▼▼▼
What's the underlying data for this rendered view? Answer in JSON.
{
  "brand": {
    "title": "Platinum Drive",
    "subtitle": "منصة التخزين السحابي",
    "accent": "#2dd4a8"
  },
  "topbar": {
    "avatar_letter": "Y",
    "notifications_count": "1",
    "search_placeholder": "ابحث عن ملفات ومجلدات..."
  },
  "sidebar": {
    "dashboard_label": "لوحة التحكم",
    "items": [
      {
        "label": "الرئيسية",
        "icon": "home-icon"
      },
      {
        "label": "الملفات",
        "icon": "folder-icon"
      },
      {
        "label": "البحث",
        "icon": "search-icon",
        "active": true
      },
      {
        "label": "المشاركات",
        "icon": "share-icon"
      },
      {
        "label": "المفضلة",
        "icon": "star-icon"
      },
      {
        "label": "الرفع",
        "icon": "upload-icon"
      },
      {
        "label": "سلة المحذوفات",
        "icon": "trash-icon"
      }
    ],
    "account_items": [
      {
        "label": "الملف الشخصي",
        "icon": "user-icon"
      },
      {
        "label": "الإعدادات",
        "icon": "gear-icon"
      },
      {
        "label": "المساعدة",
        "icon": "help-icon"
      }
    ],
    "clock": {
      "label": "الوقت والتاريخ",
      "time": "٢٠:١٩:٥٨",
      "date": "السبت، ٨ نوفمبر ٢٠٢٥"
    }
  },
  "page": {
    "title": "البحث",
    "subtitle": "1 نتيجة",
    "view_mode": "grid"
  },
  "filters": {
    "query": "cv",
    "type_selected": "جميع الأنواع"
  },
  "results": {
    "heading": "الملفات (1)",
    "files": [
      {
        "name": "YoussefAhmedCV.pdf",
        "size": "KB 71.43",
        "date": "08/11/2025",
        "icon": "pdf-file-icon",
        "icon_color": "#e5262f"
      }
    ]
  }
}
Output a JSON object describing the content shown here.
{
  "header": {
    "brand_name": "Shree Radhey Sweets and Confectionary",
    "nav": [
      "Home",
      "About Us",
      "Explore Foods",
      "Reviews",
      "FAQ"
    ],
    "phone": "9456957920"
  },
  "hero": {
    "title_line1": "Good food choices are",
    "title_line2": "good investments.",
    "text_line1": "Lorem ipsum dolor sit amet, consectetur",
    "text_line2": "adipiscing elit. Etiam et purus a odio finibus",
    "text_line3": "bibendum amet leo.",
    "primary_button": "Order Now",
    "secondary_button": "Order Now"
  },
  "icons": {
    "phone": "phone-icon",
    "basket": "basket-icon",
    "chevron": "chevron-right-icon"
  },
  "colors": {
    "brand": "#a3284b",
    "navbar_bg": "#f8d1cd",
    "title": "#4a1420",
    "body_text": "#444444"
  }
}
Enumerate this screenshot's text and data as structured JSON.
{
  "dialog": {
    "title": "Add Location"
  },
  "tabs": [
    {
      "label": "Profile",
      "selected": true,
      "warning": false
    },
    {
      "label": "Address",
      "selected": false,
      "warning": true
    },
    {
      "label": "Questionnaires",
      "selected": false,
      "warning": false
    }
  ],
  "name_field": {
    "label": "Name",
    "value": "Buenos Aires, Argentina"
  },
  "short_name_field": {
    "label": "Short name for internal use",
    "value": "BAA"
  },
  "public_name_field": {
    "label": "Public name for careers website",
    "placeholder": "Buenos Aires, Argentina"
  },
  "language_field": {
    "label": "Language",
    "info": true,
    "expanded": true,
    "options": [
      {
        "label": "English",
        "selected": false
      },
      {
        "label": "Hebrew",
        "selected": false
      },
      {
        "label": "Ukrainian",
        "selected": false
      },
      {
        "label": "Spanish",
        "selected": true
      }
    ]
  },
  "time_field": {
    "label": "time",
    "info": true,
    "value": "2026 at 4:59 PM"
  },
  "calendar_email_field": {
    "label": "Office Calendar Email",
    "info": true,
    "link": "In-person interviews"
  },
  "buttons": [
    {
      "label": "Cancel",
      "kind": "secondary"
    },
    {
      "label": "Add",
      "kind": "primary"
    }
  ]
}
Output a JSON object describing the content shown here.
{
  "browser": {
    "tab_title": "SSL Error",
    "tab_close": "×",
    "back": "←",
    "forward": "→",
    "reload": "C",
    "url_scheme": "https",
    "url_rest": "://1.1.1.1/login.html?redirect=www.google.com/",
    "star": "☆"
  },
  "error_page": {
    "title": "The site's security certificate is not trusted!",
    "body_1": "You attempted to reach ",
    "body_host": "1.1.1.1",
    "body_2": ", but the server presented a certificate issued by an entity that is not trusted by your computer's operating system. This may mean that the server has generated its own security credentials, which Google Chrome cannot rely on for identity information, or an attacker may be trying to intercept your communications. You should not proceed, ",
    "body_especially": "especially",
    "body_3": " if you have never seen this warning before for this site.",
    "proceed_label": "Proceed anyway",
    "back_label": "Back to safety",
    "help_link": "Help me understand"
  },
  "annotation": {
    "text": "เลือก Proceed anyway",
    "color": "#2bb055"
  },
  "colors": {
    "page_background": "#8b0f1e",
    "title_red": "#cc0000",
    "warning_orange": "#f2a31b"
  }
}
▲▲▲
Instructions for the task: Select the lines that carry the string "Argentina" and copy them.

Response to the exercise:
    "value": "Buenos Aires, Argentina"
    "placeholder": "Buenos Aires, Argentina"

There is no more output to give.